TASK BRIEF: Identify every line in the records below that contains the word "crops", and reproduce each one.

PROVIDED DATA:
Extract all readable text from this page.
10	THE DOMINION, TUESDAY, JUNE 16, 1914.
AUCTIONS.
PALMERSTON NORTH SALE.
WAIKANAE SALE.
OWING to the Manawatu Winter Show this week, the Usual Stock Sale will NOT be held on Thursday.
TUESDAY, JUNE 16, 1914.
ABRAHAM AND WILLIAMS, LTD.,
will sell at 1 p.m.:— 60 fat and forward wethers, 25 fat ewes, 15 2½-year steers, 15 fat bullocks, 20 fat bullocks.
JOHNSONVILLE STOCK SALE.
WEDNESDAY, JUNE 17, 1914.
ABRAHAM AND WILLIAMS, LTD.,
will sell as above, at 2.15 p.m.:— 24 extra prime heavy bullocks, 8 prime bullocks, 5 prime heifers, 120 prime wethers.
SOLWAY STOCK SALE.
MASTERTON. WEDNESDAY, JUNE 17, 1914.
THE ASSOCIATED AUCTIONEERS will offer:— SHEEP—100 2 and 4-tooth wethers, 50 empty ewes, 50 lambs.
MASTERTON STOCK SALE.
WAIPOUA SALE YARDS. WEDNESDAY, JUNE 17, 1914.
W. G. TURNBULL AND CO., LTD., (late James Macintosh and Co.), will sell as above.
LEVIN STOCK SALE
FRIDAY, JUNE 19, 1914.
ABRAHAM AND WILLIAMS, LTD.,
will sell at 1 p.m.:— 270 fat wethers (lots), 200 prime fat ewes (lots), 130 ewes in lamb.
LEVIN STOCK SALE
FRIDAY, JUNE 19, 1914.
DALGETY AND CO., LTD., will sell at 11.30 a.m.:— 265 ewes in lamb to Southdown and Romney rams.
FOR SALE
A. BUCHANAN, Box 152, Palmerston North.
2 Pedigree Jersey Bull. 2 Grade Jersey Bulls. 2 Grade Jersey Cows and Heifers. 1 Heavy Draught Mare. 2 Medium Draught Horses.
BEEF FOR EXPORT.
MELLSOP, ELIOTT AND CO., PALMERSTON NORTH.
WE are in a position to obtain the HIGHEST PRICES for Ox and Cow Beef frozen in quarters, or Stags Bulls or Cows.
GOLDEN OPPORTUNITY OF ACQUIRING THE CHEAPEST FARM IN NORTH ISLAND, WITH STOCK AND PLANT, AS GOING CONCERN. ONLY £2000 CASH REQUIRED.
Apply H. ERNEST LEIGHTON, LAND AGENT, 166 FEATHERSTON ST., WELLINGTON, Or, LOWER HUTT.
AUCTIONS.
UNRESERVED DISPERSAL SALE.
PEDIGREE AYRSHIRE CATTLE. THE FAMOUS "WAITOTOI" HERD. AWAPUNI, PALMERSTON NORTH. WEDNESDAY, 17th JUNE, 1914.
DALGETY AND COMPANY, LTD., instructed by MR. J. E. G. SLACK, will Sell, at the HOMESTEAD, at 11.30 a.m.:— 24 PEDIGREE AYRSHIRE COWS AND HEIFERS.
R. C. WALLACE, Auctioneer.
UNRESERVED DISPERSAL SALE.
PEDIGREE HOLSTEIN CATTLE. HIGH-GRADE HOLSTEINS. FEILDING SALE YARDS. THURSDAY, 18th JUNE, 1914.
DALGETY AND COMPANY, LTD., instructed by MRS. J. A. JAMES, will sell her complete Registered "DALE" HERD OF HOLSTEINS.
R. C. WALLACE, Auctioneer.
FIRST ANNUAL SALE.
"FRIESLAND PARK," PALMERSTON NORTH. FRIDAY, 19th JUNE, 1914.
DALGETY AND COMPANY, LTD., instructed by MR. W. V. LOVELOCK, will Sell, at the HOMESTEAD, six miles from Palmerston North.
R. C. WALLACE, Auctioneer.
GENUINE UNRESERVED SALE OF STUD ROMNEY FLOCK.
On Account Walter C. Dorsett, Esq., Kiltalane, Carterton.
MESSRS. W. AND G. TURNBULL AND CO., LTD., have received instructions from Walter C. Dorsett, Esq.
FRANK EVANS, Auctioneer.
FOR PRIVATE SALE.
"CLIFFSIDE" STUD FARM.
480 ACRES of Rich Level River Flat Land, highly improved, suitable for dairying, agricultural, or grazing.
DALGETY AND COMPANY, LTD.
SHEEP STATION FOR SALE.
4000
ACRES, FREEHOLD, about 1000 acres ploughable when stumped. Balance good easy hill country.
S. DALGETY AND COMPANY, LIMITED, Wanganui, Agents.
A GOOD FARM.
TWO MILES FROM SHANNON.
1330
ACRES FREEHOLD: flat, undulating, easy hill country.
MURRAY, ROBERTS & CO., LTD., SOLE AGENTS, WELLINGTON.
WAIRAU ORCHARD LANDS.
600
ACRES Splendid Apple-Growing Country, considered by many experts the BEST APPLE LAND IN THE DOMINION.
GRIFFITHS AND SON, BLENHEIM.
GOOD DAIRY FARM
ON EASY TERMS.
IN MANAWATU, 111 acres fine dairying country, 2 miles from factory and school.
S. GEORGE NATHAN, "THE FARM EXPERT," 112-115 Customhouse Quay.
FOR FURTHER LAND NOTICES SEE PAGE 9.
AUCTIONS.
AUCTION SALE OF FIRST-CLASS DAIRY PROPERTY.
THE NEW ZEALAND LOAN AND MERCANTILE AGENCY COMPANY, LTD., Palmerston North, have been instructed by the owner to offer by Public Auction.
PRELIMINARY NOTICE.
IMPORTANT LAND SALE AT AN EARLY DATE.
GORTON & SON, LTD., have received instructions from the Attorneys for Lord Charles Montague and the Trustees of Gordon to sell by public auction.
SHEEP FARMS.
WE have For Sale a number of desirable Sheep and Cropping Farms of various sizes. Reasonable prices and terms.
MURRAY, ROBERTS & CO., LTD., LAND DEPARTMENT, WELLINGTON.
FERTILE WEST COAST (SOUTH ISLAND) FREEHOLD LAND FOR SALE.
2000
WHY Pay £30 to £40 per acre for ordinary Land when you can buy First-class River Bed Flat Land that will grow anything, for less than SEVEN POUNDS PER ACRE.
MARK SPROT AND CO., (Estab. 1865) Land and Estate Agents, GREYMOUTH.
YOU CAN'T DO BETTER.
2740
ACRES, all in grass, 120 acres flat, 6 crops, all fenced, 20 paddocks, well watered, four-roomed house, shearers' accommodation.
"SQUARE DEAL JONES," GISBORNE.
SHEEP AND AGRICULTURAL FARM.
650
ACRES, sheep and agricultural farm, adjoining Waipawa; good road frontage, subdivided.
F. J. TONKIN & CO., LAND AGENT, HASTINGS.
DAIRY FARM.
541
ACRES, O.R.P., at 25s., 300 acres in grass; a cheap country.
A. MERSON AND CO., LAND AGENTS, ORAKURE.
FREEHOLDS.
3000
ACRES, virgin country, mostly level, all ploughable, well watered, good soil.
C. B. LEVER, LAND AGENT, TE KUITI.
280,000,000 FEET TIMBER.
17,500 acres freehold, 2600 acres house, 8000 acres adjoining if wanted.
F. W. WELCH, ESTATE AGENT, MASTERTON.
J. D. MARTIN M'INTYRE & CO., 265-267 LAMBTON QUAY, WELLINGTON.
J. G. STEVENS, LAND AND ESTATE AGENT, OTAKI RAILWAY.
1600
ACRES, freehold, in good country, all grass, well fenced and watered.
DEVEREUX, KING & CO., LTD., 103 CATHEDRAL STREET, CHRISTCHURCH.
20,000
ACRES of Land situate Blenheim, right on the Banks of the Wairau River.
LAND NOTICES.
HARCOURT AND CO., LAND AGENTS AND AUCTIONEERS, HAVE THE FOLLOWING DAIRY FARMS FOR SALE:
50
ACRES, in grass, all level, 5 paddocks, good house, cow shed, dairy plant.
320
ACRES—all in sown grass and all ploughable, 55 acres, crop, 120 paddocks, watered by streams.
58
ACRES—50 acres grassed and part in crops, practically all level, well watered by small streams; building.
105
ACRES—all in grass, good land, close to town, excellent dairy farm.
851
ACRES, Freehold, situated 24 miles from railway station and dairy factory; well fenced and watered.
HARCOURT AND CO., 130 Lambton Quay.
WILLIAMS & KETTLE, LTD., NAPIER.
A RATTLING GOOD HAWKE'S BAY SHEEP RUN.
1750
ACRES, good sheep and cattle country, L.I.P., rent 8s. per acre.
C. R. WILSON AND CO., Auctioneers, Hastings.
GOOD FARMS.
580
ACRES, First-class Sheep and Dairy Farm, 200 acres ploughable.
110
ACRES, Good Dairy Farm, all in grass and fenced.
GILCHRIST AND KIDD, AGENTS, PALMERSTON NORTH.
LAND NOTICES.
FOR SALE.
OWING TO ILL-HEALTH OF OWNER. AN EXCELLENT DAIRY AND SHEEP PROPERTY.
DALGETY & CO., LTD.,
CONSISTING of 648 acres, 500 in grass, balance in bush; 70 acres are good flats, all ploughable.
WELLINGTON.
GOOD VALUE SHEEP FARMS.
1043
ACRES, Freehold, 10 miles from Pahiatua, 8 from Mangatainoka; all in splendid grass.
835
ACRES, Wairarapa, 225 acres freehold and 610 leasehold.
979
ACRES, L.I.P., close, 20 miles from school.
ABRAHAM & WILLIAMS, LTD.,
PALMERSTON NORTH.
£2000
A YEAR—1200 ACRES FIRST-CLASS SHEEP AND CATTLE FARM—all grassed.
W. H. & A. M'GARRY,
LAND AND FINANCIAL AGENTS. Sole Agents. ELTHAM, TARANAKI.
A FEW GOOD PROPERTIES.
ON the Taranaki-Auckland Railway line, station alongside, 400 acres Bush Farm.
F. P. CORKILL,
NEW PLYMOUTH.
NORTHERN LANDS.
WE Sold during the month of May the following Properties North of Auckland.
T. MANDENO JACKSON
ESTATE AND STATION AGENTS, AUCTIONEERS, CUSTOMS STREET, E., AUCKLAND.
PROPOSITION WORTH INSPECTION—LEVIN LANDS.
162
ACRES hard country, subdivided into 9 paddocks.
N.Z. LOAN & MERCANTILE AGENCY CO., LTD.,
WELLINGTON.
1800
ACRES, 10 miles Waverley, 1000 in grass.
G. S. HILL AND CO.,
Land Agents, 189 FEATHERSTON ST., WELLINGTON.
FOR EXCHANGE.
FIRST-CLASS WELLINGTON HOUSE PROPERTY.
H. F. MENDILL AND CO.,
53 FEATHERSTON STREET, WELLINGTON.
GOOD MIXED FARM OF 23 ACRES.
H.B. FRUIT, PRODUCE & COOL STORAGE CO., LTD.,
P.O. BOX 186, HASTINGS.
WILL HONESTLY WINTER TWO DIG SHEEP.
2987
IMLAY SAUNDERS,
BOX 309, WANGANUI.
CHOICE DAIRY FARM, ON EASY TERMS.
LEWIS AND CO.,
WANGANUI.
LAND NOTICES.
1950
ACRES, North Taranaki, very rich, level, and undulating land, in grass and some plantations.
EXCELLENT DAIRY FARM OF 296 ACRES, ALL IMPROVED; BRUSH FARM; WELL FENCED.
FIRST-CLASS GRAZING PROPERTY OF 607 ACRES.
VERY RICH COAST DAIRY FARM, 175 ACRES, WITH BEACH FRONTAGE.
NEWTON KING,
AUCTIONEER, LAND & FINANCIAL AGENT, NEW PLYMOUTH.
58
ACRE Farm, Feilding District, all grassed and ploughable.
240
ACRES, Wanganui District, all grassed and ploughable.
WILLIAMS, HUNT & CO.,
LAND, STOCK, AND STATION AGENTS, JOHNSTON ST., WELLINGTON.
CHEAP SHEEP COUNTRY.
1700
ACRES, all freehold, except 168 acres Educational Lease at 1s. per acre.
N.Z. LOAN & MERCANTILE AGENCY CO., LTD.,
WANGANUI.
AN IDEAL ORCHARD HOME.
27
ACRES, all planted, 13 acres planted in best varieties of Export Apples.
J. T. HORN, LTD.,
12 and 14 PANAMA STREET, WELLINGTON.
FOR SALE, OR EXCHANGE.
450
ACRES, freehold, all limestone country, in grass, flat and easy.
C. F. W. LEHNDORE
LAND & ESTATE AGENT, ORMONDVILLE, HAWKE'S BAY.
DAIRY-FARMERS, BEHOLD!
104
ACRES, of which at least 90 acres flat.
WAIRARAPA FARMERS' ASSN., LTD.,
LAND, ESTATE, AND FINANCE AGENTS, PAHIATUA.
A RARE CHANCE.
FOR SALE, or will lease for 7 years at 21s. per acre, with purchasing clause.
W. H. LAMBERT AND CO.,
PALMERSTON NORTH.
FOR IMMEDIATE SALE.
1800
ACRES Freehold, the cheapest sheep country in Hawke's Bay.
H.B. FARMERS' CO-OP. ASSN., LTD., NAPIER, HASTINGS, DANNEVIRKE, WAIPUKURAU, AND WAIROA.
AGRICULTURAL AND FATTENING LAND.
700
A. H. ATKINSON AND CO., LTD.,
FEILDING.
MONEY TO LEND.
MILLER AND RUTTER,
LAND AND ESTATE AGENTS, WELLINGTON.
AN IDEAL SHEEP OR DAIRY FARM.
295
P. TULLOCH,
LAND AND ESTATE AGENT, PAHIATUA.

WRITTEN SOLUTION:
ACRES, all in grass, 120 acres flat, 6 crops, all fenced, 20 paddocks, well watered, four-roomed house, shearers' accommodation.
ACRES—50 acres grassed and part in crops, practically all level, well watered by small streams; building.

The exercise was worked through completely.